BEGIN MATERIAL FOR THE TASK
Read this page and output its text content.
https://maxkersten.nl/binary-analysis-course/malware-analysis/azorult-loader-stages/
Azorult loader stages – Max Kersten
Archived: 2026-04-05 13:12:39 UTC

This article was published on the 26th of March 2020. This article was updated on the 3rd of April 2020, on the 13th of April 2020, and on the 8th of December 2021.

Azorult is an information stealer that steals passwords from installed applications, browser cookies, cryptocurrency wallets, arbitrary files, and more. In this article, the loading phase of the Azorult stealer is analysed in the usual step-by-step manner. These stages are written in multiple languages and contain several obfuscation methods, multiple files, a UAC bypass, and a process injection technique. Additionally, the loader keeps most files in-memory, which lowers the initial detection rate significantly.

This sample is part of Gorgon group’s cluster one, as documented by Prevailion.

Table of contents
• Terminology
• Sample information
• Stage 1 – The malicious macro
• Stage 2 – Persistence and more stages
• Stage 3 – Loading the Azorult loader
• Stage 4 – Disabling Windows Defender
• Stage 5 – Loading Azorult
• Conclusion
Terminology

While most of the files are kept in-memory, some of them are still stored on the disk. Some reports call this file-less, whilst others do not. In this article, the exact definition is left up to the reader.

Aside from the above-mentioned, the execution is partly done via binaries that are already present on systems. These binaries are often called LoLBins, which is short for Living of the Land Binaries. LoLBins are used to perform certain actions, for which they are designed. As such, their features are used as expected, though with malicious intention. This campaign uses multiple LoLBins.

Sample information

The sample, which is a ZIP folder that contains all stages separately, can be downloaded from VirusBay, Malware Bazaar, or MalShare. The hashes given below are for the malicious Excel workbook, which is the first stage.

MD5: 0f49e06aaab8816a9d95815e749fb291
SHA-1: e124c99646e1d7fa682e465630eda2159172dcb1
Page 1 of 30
END MATERIAL FOR THE TASK
Nothing in the data may be left out. Copy all of it exactly.

FINISHED EXERCISE:
Read this page and output its text content.
https://maxkersten.nl/binary-analysis-course/malware-analysis/azorult-loader-stages/
Azorult loader stages – Max Kersten
Archived: 2026-04-05 13:12:39 UTC

This article was published on the 26th of March 2020. This article was updated on the 3rd of April 2020, on the 13th of April 2020, and on the 8th of December 2021.

Azorult is an information stealer that steals passwords from installed applications, browser cookies, cryptocurrency wallets, arbitrary files, and more. In this article, the loading phase of the Azorult stealer is analysed in the usual step-by-step manner. These stages are written in multiple languages and contain several obfuscation methods, multiple files, a UAC bypass, and a process injection technique. Additionally, the loader keeps most files in-memory, which lowers the initial detection rate significantly.

This sample is part of Gorgon group’s cluster one, as documented by Prevailion.

Table of contents
• Terminology
• Sample information
• Stage 1 – The malicious macro
• Stage 2 – Persistence and more stages
• Stage 3 – Loading the Azorult loader
• Stage 4 – Disabling Windows Defender
• Stage 5 – Loading Azorult
• Conclusion
Terminology

While most of the files are kept in-memory, some of them are still stored on the disk. Some reports call this file-less, whilst others do not. In this article, the exact definition is left up to the reader.

Aside from the above-mentioned, the execution is partly done via binaries that are already present on systems. These binaries are often called LoLBins, which is short for Living of the Land Binaries. LoLBins are used to perform certain actions, for which they are designed. As such, their features are used as expected, though with malicious intention. This campaign uses multiple LoLBins.

Sample information

The sample, which is a ZIP folder that contains all stages separately, can be downloaded from VirusBay, Malware Bazaar, or MalShare. The hashes given below are for the malicious Excel workbook, which is the first stage.

MD5: 0f49e06aaab8816a9d95815e749fb291
SHA-1: e124c99646e1d7fa682e465630eda2159172dcb1
Page 1 of 30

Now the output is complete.